Gather up the lines that contain "FULL".
>> begin
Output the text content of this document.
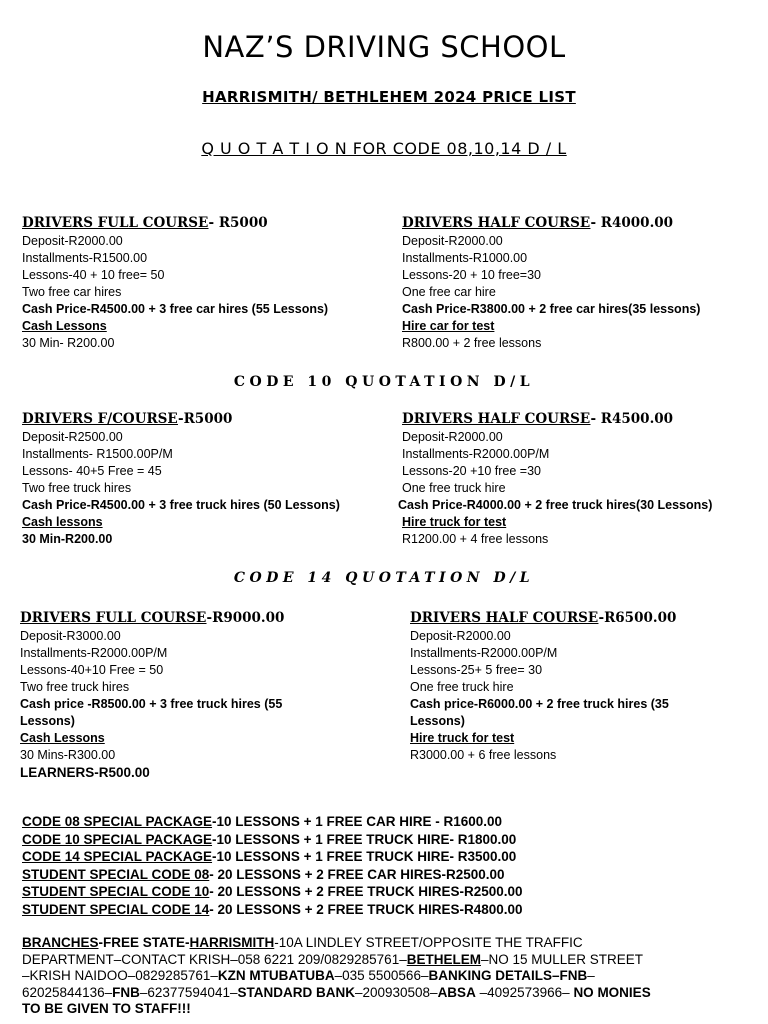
NAZ’S DRIVING SCHOOL
HARRISMITH/ BETHLEHEM 2024 PRICE LIST
Q U O T A T I O N FOR CODE 08,10,14 D / L
DRIVERS FULL COURSE- R5000
Deposit-R2000.00
Installments-R1500.00
Lessons-40 + 10 free= 50
Two free car hires
Cash Price-R4500.00 + 3 free car hires (55 Lessons)
Cash Lessons
30 Min- R200.00
DRIVERS HALF COURSE- R4000.00
Deposit-R2000.00
Installments-R1000.00
Lessons-20 + 10 free=30
One free car hire
Cash Price-R3800.00 + 2 free car hires(35 lessons)
Hire car for test
R800.00 + 2 free lessons
CODE 10 QUOTATION D/L
DRIVERS F/COURSE-R5000
Deposit-R2500.00
Installments- R1500.00P/M
Lessons- 40+5 Free = 45
Two free truck hires
Cash Price-R4500.00 + 3 free truck hires (50 Lessons)
Cash lessons
30 Min-R200.00
DRIVERS HALF COURSE- R4500.00
Deposit-R2000.00
Installments-R2000.00P/M
Lessons-20 +10 free =30
One free truck hire
Cash Price-R4000.00 + 2 free truck hires(30 Lessons)
Hire truck for test
R1200.00 + 4 free lessons
CODE 14 QUOTATION D/L
DRIVERS FULL COURSE-R9000.00
Deposit-R3000.00
Installments-R2000.00P/M
Lessons-40+10 Free = 50
Two free truck hires
Cash price -R8500.00 + 3 free truck hires (55
Lessons)
Cash Lessons
30 Mins-R300.00
LEARNERS-R500.00
DRIVERS HALF COURSE-R6500.00
Deposit-R2000.00
Installments-R2000.00P/M
Lessons-25+ 5 free= 30
One free truck hire
Cash price-R6000.00 + 2 free truck hires (35
Lessons)
Hire truck for test
R3000.00 + 6 free lessons
CODE 08 SPECIAL PACKAGE-10 LESSONS + 1 FREE CAR HIRE - R1600.00
CODE 10 SPECIAL PACKAGE-10 LESSONS + 1 FREE TRUCK HIRE- R1800.00
CODE 14 SPECIAL PACKAGE-10 LESSONS + 1 FREE TRUCK HIRE- R3500.00
STUDENT SPECIAL CODE 08- 20 LESSONS + 2 FREE CAR HIRES-R2500.00
STUDENT SPECIAL CODE 10- 20 LESSONS + 2 FREE TRUCK HIRES-R2500.00
STUDENT SPECIAL CODE 14- 20 LESSONS + 2 FREE TRUCK HIRES-R4800.00
BRANCHES-FREE STATE-HARRISMITH-10A LINDLEY STREET/OPPOSITE THE TRAFFIC DEPARTMENT–CONTACT KRISH–058 6221 209/0829285761–BETHELEM–NO 15 MULLER STREET –KRISH NAIDOO–0829285761–KZN MTUBATUBA–035 5500566–BANKING DETAILS–FNB–62025844136–FNB–62377594041–STANDARD BANK–200930508–ABSA –4092573966– NO MONIES TO BE GIVEN TO STAFF!!!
>> end
== Task solution ==
DRIVERS FULL COURSE- R5000
DRIVERS FULL COURSE-R9000.00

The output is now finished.